▶ _Dataset excerpt_

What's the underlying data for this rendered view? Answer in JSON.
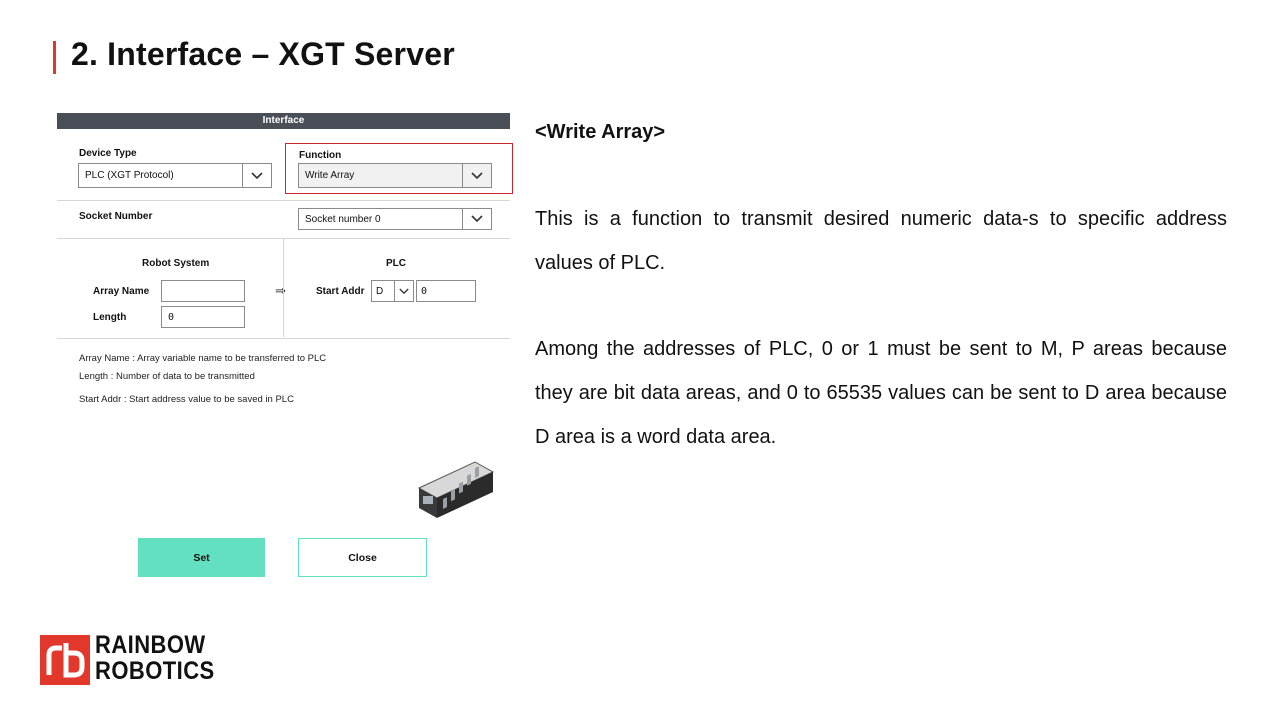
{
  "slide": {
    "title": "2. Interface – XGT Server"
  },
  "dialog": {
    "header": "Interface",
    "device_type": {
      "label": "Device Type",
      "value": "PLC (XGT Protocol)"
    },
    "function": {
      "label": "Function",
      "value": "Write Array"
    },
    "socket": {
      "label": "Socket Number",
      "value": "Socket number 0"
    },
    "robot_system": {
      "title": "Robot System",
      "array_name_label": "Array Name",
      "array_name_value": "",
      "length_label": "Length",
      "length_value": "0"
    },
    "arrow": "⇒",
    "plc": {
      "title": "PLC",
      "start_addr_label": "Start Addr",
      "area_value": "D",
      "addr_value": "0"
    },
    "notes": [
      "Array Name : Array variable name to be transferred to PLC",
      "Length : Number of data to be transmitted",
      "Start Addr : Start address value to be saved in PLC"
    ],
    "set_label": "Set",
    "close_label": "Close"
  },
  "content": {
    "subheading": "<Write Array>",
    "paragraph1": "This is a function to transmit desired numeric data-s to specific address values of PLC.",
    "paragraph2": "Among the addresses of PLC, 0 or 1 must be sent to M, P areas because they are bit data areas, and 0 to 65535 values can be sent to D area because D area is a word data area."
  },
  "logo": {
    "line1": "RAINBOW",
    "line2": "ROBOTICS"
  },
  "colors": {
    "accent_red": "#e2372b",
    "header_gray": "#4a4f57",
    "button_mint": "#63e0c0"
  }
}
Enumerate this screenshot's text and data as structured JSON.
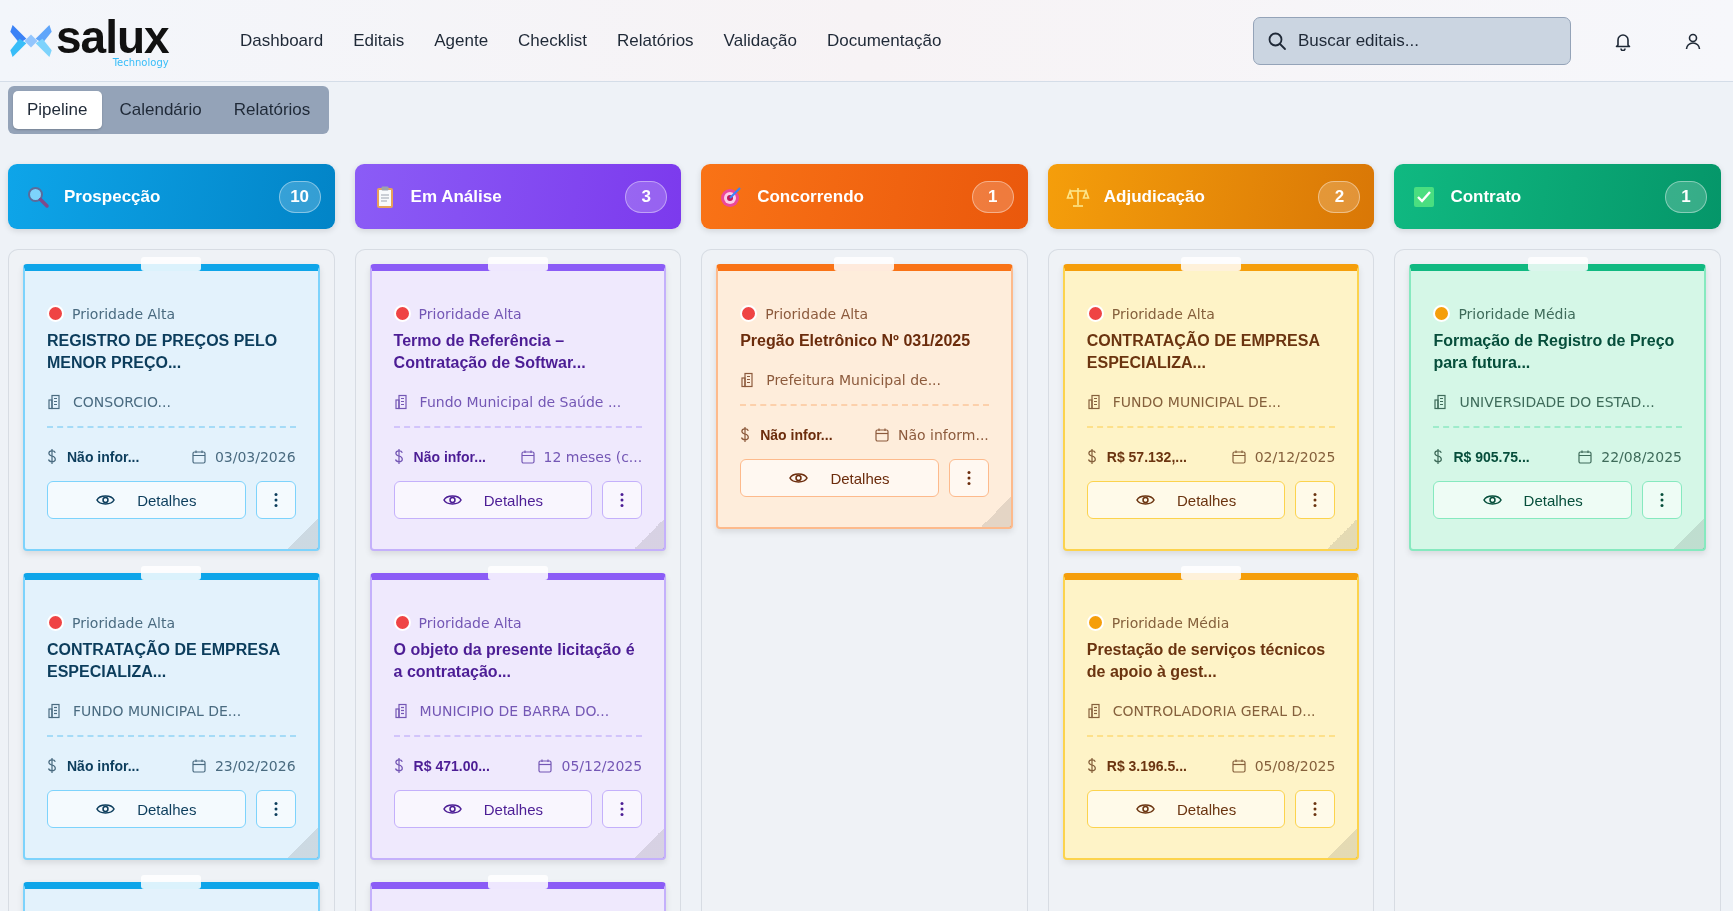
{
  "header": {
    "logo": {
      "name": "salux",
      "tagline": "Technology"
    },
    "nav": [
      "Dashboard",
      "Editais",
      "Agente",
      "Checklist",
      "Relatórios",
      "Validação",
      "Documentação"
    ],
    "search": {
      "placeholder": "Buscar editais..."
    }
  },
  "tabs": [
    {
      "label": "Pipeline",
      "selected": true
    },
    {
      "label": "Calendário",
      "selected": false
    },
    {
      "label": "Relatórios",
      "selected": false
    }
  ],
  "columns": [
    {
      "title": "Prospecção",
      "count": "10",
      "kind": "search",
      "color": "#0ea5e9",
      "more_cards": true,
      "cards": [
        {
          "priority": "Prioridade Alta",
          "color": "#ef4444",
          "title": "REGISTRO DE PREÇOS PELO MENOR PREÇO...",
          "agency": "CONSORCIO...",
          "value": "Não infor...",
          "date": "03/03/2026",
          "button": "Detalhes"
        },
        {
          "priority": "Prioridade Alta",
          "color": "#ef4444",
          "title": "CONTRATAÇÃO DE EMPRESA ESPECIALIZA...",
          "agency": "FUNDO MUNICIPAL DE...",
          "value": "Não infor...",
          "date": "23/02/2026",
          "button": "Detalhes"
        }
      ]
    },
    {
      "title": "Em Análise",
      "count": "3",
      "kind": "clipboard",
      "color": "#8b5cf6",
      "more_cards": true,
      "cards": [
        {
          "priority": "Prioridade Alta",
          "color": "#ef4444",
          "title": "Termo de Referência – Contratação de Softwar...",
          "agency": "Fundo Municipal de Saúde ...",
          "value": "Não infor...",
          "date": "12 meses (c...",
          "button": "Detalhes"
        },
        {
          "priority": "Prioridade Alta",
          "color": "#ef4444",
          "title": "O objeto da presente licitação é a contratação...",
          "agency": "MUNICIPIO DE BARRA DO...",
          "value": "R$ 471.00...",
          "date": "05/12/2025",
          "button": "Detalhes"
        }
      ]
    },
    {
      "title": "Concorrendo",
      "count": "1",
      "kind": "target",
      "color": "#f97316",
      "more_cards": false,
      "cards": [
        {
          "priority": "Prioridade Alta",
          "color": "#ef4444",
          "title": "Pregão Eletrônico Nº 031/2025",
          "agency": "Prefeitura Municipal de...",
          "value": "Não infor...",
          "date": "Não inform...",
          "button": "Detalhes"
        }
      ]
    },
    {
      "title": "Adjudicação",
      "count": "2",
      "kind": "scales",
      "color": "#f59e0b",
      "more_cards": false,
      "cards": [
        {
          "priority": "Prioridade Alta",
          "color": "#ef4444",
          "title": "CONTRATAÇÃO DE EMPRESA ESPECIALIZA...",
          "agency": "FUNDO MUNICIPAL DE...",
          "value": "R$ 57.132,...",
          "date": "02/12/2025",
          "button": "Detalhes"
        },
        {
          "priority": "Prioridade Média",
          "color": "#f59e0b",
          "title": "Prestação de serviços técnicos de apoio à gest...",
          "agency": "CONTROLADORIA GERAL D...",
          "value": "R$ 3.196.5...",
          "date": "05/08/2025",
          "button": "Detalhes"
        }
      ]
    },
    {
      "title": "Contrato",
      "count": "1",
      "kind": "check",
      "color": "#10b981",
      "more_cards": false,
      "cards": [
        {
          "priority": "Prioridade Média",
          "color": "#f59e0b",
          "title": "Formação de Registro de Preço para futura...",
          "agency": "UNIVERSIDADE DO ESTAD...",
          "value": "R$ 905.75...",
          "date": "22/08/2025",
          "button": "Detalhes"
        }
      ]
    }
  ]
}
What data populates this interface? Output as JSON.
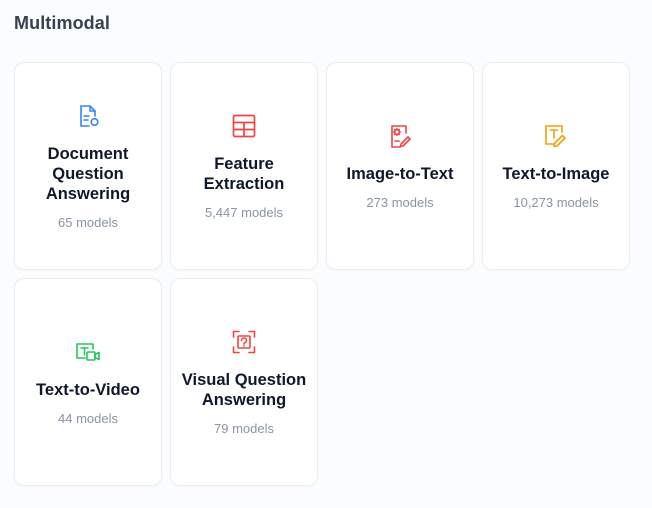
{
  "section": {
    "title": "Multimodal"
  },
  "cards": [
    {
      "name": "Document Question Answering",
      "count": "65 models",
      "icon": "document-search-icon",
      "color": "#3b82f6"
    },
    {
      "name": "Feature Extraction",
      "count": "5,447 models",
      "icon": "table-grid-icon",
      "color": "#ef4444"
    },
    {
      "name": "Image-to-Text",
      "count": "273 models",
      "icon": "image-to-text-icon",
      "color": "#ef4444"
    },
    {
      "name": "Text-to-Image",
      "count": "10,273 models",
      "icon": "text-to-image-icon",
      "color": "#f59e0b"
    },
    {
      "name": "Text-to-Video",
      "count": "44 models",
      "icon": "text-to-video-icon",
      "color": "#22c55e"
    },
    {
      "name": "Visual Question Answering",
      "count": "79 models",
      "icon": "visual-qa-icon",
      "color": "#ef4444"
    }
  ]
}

▶ _TASK DETAILS_
Except for the pictures, give all the material above again verbatim.

▶ _EXPECTED ANSWER_
What's the underlying data for this rendered view? Answer in JSON.
{
  "slide": {
    "title": "2. Interface – XGT Server"
  },
  "dialog": {
    "header": "Interface",
    "device_type": {
      "label": "Device Type",
      "value": "PLC (XGT Protocol)"
    },
    "function": {
      "label": "Function",
      "value": "Write Array"
    },
    "socket": {
      "label": "Socket Number",
      "value": "Socket number 0"
    },
    "robot_system": {
      "title": "Robot System",
      "array_name_label": "Array Name",
      "array_name_value": "",
      "length_label": "Length",
      "length_value": "0"
    },
    "arrow": "⇒",
    "plc": {
      "title": "PLC",
      "start_addr_label": "Start Addr",
      "area_value": "D",
      "addr_value": "0"
    },
    "notes": [
      "Array Name : Array variable name to be transferred to PLC",
      "Length : Number of data to be transmitted",
      "Start Addr : Start address value to be saved in PLC"
    ],
    "set_label": "Set",
    "close_label": "Close"
  },
  "content": {
    "subheading": "<Write Array>",
    "paragraph1": "This is a function to transmit desired numeric data-s to specific address values of PLC.",
    "paragraph2": "Among the addresses of PLC, 0 or 1 must be sent to M, P areas because they are bit data areas, and 0 to 65535 values can be sent to D area because D area is a word data area."
  },
  "logo": {
    "line1": "RAINBOW",
    "line2": "ROBOTICS"
  },
  "colors": {
    "accent_red": "#e2372b",
    "header_gray": "#4a4f57",
    "button_mint": "#63e0c0"
  }
}
Enumerate this screenshot's text and data as structured JSON.
{
  "header": {
    "logo": {
      "name": "salux",
      "tagline": "Technology"
    },
    "nav": [
      "Dashboard",
      "Editais",
      "Agente",
      "Checklist",
      "Relatórios",
      "Validação",
      "Documentação"
    ],
    "search": {
      "placeholder": "Buscar editais..."
    }
  },
  "tabs": [
    {
      "label": "Pipeline",
      "selected": true
    },
    {
      "label": "Calendário",
      "selected": false
    },
    {
      "label": "Relatórios",
      "selected": false
    }
  ],
  "columns": [
    {
      "title": "Prospecção",
      "count": "10",
      "kind": "search",
      "color": "#0ea5e9",
      "more_cards": true,
      "cards": [
        {
          "priority": "Prioridade Alta",
          "color": "#ef4444",
          "title": "REGISTRO DE PREÇOS PELO MENOR PREÇO...",
          "agency": "CONSORCIO...",
          "value": "Não infor...",
          "date": "03/03/2026",
          "button": "Detalhes"
        },
        {
          "priority": "Prioridade Alta",
          "color": "#ef4444",
          "title": "CONTRATAÇÃO DE EMPRESA ESPECIALIZA...",
          "agency": "FUNDO MUNICIPAL DE...",
          "value": "Não infor...",
          "date": "23/02/2026",
          "button": "Detalhes"
        }
      ]
    },
    {
      "title": "Em Análise",
      "count": "3",
      "kind": "clipboard",
      "color": "#8b5cf6",
      "more_cards": true,
      "cards": [
        {
          "priority": "Prioridade Alta",
          "color": "#ef4444",
          "title": "Termo de Referência – Contratação de Softwar...",
          "agency": "Fundo Municipal de Saúde ...",
          "value": "Não infor...",
          "date": "12 meses (c...",
          "button": "Detalhes"
        },
        {
          "priority": "Prioridade Alta",
          "color": "#ef4444",
          "title": "O objeto da presente licitação é a contratação...",
          "agency": "MUNICIPIO DE BARRA DO...",
          "value": "R$ 471.00...",
          "date": "05/12/2025",
          "button": "Detalhes"
        }
      ]
    },
    {
      "title": "Concorrendo",
      "count": "1",
      "kind": "target",
      "color": "#f97316",
      "more_cards": false,
      "cards": [
        {
          "priority": "Prioridade Alta",
          "color": "#ef4444",
          "title": "Pregão Eletrônico Nº 031/2025",
          "agency": "Prefeitura Municipal de...",
          "value": "Não infor...",
          "date": "Não inform...",
          "button": "Detalhes"
        }
      ]
    },
    {
      "title": "Adjudicação",
      "count": "2",
      "kind": "scales",
      "color": "#f59e0b",
      "more_cards": false,
      "cards": [
        {
          "priority": "Prioridade Alta",
          "color": "#ef4444",
          "title": "CONTRATAÇÃO DE EMPRESA ESPECIALIZA...",
          "agency": "FUNDO MUNICIPAL DE...",
          "value": "R$ 57.132,...",
          "date": "02/12/2025",
          "button": "Detalhes"
        },
        {
          "priority": "Prioridade Média",
          "color": "#f59e0b",
          "title": "Prestação de serviços técnicos de apoio à gest...",
          "agency": "CONTROLADORIA GERAL D...",
          "value": "R$ 3.196.5...",
          "date": "05/08/2025",
          "button": "Detalhes"
        }
      ]
    },
    {
      "title": "Contrato",
      "count": "1",
      "kind": "check",
      "color": "#10b981",
      "more_cards": false,
      "cards": [
        {
          "priority": "Prioridade Média",
          "color": "#f59e0b",
          "title": "Formação de Registro de Preço para futura...",
          "agency": "UNIVERSIDADE DO ESTAD...",
          "value": "R$ 905.75...",
          "date": "22/08/2025",
          "button": "Detalhes"
        }
      ]
    }
  ]
}
What data populates this interface? Output as JSON.
{
  "section": {
    "title": "Multimodal"
  },
  "cards": [
    {
      "name": "Document Question Answering",
      "count": "65 models",
      "icon": "document-search-icon",
      "color": "#3b82f6"
    },
    {
      "name": "Feature Extraction",
      "count": "5,447 models",
      "icon": "table-grid-icon",
      "color": "#ef4444"
    },
    {
      "name": "Image-to-Text",
      "count": "273 models",
      "icon": "image-to-text-icon",
      "color": "#ef4444"
    },
    {
      "name": "Text-to-Image",
      "count": "10,273 models",
      "icon": "text-to-image-icon",
      "color": "#f59e0b"
    },
    {
      "name": "Text-to-Video",
      "count": "44 models",
      "icon": "text-to-video-icon",
      "color": "#22c55e"
    },
    {
      "name": "Visual Question Answering",
      "count": "79 models",
      "icon": "visual-qa-icon",
      "color": "#ef4444"
    }
  ]
}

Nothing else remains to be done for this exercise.